(EXERCISE TASK) Return the records that follow, matching each one exactly.

(DATASET CONTENT)
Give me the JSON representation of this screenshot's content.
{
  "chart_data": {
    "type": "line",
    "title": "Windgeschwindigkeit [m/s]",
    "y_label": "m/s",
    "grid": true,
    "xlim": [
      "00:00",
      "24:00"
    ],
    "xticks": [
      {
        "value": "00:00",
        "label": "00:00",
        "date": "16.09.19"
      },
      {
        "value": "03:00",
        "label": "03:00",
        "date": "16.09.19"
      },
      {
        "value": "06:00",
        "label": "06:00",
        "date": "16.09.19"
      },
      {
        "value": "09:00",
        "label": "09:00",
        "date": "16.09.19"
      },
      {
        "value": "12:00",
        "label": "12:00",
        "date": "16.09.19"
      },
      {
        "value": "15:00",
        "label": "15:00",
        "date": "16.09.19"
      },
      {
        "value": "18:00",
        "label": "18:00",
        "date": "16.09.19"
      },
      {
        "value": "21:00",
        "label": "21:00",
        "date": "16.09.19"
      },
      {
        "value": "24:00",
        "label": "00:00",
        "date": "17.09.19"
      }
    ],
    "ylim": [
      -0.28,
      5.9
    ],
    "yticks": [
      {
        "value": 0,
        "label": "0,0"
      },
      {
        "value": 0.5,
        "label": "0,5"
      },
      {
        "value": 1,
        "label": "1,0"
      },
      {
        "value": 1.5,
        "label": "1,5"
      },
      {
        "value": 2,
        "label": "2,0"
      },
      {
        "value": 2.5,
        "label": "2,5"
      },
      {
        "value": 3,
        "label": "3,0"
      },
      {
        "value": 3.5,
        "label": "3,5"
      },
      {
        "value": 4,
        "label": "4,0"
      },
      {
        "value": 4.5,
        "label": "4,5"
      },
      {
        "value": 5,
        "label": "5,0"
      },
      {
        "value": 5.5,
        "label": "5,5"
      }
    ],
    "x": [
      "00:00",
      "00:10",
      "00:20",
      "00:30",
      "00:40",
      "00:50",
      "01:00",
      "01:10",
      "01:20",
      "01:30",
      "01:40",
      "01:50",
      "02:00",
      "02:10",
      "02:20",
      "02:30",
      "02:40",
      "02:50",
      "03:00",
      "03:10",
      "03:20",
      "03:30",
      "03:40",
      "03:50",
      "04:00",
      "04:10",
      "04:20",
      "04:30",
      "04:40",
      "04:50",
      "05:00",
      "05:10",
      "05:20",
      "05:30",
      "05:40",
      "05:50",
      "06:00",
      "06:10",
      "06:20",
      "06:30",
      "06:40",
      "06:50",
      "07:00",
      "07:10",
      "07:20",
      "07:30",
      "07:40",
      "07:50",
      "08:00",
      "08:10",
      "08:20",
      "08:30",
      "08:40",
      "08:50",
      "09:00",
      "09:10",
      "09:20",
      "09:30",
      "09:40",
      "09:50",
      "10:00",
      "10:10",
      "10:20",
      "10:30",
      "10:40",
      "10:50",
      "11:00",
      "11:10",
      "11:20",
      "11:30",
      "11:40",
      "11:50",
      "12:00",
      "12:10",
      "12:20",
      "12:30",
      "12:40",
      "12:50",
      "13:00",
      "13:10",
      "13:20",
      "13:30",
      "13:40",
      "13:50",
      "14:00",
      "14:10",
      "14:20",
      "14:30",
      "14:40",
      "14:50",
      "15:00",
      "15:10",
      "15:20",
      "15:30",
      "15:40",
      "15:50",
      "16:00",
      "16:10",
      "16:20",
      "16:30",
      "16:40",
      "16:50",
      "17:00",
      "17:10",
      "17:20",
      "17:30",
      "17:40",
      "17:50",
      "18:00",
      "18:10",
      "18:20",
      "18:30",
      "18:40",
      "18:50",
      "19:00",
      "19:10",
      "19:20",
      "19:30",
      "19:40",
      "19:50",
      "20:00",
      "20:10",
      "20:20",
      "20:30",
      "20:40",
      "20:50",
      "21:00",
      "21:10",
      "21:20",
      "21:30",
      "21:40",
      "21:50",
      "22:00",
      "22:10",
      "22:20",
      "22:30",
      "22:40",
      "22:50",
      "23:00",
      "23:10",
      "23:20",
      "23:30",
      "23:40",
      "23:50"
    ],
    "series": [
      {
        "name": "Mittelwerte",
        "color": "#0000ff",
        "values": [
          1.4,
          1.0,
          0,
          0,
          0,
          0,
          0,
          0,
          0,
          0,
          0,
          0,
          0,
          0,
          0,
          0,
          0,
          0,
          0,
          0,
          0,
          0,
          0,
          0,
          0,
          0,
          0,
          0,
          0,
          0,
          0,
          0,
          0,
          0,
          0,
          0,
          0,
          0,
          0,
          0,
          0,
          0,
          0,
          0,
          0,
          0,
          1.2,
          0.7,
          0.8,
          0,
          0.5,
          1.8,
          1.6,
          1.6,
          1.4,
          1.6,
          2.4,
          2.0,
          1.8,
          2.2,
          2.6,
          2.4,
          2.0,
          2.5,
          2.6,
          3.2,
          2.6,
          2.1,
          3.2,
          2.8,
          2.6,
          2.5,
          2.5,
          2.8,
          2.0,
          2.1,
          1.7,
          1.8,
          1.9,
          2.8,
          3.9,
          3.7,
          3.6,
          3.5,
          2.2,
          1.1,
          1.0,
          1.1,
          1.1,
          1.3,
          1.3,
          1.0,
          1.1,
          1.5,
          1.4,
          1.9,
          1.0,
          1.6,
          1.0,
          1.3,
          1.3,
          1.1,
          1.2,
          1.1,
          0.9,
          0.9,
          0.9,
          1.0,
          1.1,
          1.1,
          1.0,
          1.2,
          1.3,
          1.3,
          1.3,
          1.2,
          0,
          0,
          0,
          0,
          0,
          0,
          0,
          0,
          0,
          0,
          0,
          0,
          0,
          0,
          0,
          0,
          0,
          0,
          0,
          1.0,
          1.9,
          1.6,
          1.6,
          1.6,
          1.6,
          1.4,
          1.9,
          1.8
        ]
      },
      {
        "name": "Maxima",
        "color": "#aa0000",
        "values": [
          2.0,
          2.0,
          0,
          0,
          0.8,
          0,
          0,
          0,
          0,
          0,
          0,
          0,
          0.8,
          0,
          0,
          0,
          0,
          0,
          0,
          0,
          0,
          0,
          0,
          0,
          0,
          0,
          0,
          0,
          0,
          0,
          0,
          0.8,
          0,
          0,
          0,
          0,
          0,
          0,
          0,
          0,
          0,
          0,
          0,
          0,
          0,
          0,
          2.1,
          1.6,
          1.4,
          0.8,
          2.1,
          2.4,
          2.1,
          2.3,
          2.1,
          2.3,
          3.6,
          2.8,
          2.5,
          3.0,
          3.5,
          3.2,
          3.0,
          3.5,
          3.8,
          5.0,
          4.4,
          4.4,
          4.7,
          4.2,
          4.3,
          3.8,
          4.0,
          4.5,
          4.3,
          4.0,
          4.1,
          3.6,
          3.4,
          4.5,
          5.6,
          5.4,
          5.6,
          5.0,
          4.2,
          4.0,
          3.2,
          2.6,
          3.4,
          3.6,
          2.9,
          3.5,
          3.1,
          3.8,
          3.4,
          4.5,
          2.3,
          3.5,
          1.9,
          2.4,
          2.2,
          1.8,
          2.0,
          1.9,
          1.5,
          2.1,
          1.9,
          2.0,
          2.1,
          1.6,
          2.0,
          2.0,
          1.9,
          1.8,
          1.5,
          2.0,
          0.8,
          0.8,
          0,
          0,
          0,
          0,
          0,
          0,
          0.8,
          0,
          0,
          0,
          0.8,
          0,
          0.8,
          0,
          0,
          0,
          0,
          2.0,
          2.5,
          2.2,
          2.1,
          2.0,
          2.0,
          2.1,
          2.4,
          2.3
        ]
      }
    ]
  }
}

(OUTPUT)
Give me the JSON representation of this screenshot's content.
{
  "chart_data": {
    "type": "line",
    "title": "Windgeschwindigkeit [m/s]",
    "y_label": "m/s",
    "grid": true,
    "xlim": [
      "00:00",
      "24:00"
    ],
    "xticks": [
      {
        "value": "00:00",
        "label": "00:00",
        "date": "16.09.19"
      },
      {
        "value": "03:00",
        "label": "03:00",
        "date": "16.09.19"
      },
      {
        "value": "06:00",
        "label": "06:00",
        "date": "16.09.19"
      },
      {
        "value": "09:00",
        "label": "09:00",
        "date": "16.09.19"
      },
      {
        "value": "12:00",
        "label": "12:00",
        "date": "16.09.19"
      },
      {
        "value": "15:00",
        "label": "15:00",
        "date": "16.09.19"
      },
      {
        "value": "18:00",
        "label": "18:00",
        "date": "16.09.19"
      },
      {
        "value": "21:00",
        "label": "21:00",
        "date": "16.09.19"
      },
      {
        "value": "24:00",
        "label": "00:00",
        "date": "17.09.19"
      }
    ],
    "ylim": [
      -0.28,
      5.9
    ],
    "yticks": [
      {
        "value": 0,
        "label": "0,0"
      },
      {
        "value": 0.5,
        "label": "0,5"
      },
      {
        "value": 1,
        "label": "1,0"
      },
      {
        "value": 1.5,
        "label": "1,5"
      },
      {
        "value": 2,
        "label": "2,0"
      },
      {
        "value": 2.5,
        "label": "2,5"
      },
      {
        "value": 3,
        "label": "3,0"
      },
      {
        "value": 3.5,
        "label": "3,5"
      },
      {
        "value": 4,
        "label": "4,0"
      },
      {
        "value": 4.5,
        "label": "4,5"
      },
      {
        "value": 5,
        "label": "5,0"
      },
      {
        "value": 5.5,
        "label": "5,5"
      }
    ],
    "x": [
      "00:00",
      "00:10",
      "00:20",
      "00:30",
      "00:40",
      "00:50",
      "01:00",
      "01:10",
      "01:20",
      "01:30",
      "01:40",
      "01:50",
      "02:00",
      "02:10",
      "02:20",
      "02:30",
      "02:40",
      "02:50",
      "03:00",
      "03:10",
      "03:20",
      "03:30",
      "03:40",
      "03:50",
      "04:00",
      "04:10",
      "04:20",
      "04:30",
      "04:40",
      "04:50",
      "05:00",
      "05:10",
      "05:20",
      "05:30",
      "05:40",
      "05:50",
      "06:00",
      "06:10",
      "06:20",
      "06:30",
      "06:40",
      "06:50",
      "07:00",
      "07:10",
      "07:20",
      "07:30",
      "07:40",
      "07:50",
      "08:00",
      "08:10",
      "08:20",
      "08:30",
      "08:40",
      "08:50",
      "09:00",
      "09:10",
      "09:20",
      "09:30",
      "09:40",
      "09:50",
      "10:00",
      "10:10",
      "10:20",
      "10:30",
      "10:40",
      "10:50",
      "11:00",
      "11:10",
      "11:20",
      "11:30",
      "11:40",
      "11:50",
      "12:00",
      "12:10",
      "12:20",
      "12:30",
      "12:40",
      "12:50",
      "13:00",
      "13:10",
      "13:20",
      "13:30",
      "13:40",
      "13:50",
      "14:00",
      "14:10",
      "14:20",
      "14:30",
      "14:40",
      "14:50",
      "15:00",
      "15:10",
      "15:20",
      "15:30",
      "15:40",
      "15:50",
      "16:00",
      "16:10",
      "16:20",
      "16:30",
      "16:40",
      "16:50",
      "17:00",
      "17:10",
      "17:20",
      "17:30",
      "17:40",
      "17:50",
      "18:00",
      "18:10",
      "18:20",
      "18:30",
      "18:40",
      "18:50",
      "19:00",
      "19:10",
      "19:20",
      "19:30",
      "19:40",
      "19:50",
      "20:00",
      "20:10",
      "20:20",
      "20:30",
      "20:40",
      "20:50",
      "21:00",
      "21:10",
      "21:20",
      "21:30",
      "21:40",
      "21:50",
      "22:00",
      "22:10",
      "22:20",
      "22:30",
      "22:40",
      "22:50",
      "23:00",
      "23:10",
      "23:20",
      "23:30",
      "23:40",
      "23:50"
    ],
    "series": [
      {
        "name": "Mittelwerte",
        "color": "#0000ff",
        "values": [
          1.4,
          1.0,
          0,
          0,
          0,
          0,
          0,
          0,
          0,
          0,
          0,
          0,
          0,
          0,
          0,
          0,
          0,
          0,
          0,
          0,
          0,
          0,
          0,
          0,
          0,
          0,
          0,
          0,
          0,
          0,
          0,
          0,
          0,
          0,
          0,
          0,
          0,
          0,
          0,
          0,
          0,
          0,
          0,
          0,
          0,
          0,
          1.2,
          0.7,
          0.8,
          0,
          0.5,
          1.8,
          1.6,
          1.6,
          1.4,
          1.6,
          2.4,
          2.0,
          1.8,
          2.2,
          2.6,
          2.4,
          2.0,
          2.5,
          2.6,
          3.2,
          2.6,
          2.1,
          3.2,
          2.8,
          2.6,
          2.5,
          2.5,
          2.8,
          2.0,
          2.1,
          1.7,
          1.8,
          1.9,
          2.8,
          3.9,
          3.7,
          3.6,
          3.5,
          2.2,
          1.1,
          1.0,
          1.1,
          1.1,
          1.3,
          1.3,
          1.0,
          1.1,
          1.5,
          1.4,
          1.9,
          1.0,
          1.6,
          1.0,
          1.3,
          1.3,
          1.1,
          1.2,
          1.1,
          0.9,
          0.9,
          0.9,
          1.0,
          1.1,
          1.1,
          1.0,
          1.2,
          1.3,
          1.3,
          1.3,
          1.2,
          0,
          0,
          0,
          0,
          0,
          0,
          0,
          0,
          0,
          0,
          0,
          0,
          0,
          0,
          0,
          0,
          0,
          0,
          0,
          1.0,
          1.9,
          1.6,
          1.6,
          1.6,
          1.6,
          1.4,
          1.9,
          1.8
        ]
      },
      {
        "name": "Maxima",
        "color": "#aa0000",
        "values": [
          2.0,
          2.0,
          0,
          0,
          0.8,
          0,
          0,
          0,
          0,
          0,
          0,
          0,
          0.8,
          0,
          0,
          0,
          0,
          0,
          0,
          0,
          0,
          0,
          0,
          0,
          0,
          0,
          0,
          0,
          0,
          0,
          0,
          0.8,
          0,
          0,
          0,
          0,
          0,
          0,
          0,
          0,
          0,
          0,
          0,
          0,
          0,
          0,
          2.1,
          1.6,
          1.4,
          0.8,
          2.1,
          2.4,
          2.1,
          2.3,
          2.1,
          2.3,
          3.6,
          2.8,
          2.5,
          3.0,
          3.5,
          3.2,
          3.0,
          3.5,
          3.8,
          5.0,
          4.4,
          4.4,
          4.7,
          4.2,
          4.3,
          3.8,
          4.0,
          4.5,
          4.3,
          4.0,
          4.1,
          3.6,
          3.4,
          4.5,
          5.6,
          5.4,
          5.6,
          5.0,
          4.2,
          4.0,
          3.2,
          2.6,
          3.4,
          3.6,
          2.9,
          3.5,
          3.1,
          3.8,
          3.4,
          4.5,
          2.3,
          3.5,
          1.9,
          2.4,
          2.2,
          1.8,
          2.0,
          1.9,
          1.5,
          2.1,
          1.9,
          2.0,
          2.1,
          1.6,
          2.0,
          2.0,
          1.9,
          1.8,
          1.5,
          2.0,
          0.8,
          0.8,
          0,
          0,
          0,
          0,
          0,
          0,
          0.8,
          0,
          0,
          0,
          0.8,
          0,
          0.8,
          0,
          0,
          0,
          0,
          2.0,
          2.5,
          2.2,
          2.1,
          2.0,
          2.0,
          2.1,
          2.4,
          2.3
        ]
      }
    ]
  }
}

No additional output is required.